-- start INFORMATION PROVIDED --

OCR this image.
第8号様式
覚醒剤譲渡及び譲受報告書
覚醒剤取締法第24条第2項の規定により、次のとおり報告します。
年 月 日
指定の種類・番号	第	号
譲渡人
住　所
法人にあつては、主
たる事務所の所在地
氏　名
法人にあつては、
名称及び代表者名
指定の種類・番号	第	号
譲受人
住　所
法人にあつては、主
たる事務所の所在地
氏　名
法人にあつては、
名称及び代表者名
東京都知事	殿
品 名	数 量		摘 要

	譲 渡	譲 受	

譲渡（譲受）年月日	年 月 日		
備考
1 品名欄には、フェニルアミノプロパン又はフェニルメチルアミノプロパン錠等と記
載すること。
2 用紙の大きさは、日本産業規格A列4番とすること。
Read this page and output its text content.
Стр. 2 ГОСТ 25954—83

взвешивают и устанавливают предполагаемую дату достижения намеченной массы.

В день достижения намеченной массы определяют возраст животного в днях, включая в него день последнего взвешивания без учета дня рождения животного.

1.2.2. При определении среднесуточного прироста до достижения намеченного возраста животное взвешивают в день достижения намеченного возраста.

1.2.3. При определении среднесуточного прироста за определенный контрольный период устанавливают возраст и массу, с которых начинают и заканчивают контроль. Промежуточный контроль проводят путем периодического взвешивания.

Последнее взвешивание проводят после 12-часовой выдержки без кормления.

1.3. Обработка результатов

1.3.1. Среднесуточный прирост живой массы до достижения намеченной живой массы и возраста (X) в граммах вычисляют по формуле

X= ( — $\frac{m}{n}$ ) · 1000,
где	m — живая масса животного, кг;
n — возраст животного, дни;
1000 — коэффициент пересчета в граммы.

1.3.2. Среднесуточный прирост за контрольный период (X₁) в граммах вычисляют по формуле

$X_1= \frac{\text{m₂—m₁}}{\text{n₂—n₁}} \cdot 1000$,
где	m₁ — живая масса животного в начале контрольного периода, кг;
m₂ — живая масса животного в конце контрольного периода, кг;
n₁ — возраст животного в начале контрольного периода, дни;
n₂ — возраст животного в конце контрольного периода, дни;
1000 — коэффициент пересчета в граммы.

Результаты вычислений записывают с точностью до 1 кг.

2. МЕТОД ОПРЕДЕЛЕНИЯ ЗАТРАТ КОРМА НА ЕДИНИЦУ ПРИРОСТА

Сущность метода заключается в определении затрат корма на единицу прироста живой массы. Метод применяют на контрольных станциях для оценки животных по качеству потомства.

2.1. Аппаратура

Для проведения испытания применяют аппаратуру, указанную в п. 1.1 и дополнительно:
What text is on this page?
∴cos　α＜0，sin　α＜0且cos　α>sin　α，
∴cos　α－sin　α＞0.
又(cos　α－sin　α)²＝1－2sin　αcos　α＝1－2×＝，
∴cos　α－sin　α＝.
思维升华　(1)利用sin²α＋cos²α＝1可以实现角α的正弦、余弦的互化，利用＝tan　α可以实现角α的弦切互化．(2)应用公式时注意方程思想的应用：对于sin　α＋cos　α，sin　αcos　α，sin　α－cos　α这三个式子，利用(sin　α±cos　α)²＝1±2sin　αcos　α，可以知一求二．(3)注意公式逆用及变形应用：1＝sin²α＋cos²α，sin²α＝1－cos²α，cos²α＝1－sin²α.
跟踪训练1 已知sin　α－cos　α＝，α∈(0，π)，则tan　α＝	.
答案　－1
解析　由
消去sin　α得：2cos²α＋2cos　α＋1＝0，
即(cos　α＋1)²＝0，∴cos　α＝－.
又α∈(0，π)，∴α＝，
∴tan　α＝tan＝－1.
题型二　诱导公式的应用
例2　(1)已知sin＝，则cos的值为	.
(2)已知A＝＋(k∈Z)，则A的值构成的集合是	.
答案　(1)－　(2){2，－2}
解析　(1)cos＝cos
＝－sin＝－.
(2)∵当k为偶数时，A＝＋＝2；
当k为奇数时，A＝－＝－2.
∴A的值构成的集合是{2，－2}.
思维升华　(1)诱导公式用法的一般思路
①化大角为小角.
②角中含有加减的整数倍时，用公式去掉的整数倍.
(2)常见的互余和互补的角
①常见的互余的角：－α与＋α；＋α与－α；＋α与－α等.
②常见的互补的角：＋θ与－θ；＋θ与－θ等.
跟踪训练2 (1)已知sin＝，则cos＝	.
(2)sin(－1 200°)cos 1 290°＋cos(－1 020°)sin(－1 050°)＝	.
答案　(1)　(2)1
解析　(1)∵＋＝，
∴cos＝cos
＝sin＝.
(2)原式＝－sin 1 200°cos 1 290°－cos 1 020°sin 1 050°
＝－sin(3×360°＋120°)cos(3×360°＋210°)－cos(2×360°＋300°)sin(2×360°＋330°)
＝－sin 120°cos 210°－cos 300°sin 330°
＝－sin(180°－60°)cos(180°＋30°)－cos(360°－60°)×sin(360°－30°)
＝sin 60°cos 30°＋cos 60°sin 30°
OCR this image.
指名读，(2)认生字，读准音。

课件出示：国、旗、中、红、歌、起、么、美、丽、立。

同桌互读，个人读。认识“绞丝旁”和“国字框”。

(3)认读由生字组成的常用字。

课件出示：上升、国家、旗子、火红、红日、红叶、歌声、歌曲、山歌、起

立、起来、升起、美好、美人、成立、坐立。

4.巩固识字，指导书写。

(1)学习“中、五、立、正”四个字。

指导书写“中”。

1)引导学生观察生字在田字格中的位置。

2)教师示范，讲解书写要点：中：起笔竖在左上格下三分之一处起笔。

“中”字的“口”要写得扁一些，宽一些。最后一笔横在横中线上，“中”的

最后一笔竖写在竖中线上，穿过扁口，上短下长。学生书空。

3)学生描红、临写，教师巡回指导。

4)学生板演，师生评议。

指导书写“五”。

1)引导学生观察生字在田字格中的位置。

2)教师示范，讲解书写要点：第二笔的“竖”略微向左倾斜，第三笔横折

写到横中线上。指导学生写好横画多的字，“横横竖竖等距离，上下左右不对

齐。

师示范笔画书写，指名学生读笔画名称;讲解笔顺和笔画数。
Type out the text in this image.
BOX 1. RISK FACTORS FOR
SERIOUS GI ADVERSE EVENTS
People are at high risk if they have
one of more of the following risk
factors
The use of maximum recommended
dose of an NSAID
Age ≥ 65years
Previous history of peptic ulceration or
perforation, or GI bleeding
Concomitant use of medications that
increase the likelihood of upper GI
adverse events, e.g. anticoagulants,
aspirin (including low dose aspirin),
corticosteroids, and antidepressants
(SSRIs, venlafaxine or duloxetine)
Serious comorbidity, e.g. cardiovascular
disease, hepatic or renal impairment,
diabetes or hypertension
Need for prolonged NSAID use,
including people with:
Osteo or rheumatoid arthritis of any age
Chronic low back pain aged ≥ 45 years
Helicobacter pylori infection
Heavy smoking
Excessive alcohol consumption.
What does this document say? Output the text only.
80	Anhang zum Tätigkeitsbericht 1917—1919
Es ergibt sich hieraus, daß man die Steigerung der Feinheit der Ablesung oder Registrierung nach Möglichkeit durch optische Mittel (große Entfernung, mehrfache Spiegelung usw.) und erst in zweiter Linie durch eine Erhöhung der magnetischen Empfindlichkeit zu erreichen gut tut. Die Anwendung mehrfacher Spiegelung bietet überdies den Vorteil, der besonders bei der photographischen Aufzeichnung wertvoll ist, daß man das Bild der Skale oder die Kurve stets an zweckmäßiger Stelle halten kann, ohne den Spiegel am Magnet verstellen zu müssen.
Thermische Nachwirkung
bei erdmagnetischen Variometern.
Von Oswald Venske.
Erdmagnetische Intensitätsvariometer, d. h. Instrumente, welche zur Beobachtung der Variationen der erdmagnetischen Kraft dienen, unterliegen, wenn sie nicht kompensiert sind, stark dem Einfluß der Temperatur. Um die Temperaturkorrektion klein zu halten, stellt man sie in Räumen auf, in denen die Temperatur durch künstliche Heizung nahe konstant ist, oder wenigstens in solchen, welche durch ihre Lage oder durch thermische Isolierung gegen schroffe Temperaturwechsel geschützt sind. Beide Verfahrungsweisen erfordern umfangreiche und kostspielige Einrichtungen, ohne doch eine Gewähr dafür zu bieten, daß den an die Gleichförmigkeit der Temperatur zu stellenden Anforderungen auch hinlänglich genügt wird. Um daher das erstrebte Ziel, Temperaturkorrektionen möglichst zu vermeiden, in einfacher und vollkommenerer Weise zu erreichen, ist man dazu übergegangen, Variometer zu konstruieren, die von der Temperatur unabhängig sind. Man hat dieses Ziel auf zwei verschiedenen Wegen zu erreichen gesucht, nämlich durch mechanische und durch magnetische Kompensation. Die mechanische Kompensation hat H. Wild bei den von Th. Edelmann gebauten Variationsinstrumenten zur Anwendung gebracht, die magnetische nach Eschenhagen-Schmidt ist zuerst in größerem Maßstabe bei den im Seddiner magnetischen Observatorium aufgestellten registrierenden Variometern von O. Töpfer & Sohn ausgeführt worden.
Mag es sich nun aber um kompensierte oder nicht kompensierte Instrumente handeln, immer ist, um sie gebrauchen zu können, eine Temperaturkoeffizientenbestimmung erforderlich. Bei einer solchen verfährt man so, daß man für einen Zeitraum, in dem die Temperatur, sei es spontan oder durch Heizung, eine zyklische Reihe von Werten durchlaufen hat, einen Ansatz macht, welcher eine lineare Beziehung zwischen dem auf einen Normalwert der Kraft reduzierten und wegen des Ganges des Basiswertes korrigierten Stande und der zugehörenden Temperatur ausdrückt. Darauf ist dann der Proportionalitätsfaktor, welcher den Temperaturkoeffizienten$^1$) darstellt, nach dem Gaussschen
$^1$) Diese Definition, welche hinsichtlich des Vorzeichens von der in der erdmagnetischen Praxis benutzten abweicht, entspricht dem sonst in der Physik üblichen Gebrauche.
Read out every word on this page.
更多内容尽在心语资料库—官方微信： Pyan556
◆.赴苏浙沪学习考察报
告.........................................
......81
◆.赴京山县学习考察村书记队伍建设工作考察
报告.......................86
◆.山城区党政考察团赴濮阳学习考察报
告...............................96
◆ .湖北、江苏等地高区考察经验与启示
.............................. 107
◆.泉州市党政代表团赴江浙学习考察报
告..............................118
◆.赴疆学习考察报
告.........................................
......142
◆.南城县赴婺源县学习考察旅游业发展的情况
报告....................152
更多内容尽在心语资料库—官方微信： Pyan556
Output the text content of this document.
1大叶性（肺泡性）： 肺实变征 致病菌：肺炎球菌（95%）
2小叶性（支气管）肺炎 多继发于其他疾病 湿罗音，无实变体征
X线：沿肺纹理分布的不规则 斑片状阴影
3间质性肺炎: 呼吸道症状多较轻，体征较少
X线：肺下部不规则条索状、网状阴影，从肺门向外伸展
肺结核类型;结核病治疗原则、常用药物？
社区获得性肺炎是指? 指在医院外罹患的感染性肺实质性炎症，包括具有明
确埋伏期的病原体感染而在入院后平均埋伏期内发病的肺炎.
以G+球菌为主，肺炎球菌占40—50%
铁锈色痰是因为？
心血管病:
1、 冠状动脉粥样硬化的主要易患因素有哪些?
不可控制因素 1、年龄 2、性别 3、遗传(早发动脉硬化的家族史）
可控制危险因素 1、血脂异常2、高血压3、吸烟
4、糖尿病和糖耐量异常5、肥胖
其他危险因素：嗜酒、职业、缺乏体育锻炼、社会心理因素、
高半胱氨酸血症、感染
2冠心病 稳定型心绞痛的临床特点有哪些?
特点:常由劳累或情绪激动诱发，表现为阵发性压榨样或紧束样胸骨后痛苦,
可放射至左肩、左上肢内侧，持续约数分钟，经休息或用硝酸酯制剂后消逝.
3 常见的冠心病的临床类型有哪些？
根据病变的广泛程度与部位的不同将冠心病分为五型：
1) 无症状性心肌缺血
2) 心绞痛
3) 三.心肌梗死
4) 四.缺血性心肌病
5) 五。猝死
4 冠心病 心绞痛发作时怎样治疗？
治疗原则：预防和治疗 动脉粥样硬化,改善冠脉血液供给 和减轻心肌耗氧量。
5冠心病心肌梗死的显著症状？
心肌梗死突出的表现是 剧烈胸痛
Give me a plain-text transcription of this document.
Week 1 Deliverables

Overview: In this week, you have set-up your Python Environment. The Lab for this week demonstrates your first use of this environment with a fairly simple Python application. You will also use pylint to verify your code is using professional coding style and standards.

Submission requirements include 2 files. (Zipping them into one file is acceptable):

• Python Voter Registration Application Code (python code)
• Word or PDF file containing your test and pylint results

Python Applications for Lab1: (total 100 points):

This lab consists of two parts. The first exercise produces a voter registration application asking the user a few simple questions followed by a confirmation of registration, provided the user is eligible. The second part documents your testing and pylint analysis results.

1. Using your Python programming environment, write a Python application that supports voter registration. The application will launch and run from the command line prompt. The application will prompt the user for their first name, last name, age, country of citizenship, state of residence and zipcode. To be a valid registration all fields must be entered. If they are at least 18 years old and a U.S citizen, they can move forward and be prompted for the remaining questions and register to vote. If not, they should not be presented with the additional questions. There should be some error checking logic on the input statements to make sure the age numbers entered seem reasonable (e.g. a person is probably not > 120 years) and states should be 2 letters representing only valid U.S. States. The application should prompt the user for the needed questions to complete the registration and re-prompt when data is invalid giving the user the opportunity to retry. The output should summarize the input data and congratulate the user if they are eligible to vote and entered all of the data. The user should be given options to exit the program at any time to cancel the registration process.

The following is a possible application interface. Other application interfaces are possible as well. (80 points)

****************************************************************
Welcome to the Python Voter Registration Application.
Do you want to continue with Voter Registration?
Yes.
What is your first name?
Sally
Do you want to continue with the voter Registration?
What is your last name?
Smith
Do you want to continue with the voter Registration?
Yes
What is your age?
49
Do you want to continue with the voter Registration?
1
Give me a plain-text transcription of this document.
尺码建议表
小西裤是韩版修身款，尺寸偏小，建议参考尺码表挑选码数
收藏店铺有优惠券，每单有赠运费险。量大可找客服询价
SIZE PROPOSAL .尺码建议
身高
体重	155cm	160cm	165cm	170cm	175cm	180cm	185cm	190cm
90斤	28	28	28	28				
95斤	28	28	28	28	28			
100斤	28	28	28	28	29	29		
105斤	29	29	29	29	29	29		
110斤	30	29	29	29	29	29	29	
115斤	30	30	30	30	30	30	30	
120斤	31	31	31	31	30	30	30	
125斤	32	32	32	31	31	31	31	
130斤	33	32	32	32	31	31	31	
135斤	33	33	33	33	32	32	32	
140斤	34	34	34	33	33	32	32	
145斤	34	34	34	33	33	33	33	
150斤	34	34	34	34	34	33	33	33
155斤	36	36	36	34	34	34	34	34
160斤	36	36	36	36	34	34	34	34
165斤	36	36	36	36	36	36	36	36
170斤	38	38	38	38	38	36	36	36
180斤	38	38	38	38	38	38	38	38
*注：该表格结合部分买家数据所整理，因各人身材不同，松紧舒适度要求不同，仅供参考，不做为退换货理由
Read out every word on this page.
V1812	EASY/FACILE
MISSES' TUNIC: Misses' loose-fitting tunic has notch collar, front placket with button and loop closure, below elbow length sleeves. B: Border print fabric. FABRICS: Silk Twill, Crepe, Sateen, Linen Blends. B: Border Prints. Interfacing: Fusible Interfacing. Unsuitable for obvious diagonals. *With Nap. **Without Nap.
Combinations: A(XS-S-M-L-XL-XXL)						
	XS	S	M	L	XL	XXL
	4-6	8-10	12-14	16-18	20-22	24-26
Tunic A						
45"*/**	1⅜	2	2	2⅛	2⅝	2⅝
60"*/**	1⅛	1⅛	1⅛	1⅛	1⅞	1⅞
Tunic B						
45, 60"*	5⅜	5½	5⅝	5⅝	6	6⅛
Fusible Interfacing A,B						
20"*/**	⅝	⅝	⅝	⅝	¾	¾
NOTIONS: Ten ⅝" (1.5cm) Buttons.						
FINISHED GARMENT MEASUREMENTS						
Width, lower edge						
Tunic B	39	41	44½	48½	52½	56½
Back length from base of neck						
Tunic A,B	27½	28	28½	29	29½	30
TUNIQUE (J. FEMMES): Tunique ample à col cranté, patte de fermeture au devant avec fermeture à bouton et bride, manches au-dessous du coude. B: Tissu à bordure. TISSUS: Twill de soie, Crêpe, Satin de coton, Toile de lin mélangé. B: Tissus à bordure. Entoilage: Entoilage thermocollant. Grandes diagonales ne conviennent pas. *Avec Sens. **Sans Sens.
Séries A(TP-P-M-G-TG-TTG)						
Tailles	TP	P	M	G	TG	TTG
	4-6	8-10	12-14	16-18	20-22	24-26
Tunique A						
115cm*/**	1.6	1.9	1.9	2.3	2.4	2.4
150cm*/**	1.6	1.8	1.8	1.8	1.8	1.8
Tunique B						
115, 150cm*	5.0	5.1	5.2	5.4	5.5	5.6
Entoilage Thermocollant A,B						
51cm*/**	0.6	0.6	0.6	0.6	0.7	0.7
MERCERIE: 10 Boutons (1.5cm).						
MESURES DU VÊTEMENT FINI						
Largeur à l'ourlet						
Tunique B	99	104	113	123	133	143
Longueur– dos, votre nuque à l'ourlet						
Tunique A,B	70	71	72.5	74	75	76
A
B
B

-- end INFORMATION PROVIDED --

**TASK OBJECTIVE**: Pick out all lines containing the string "content".

**RESULT BELOW**:
Read this page and output its text content.
Output the text content of this document.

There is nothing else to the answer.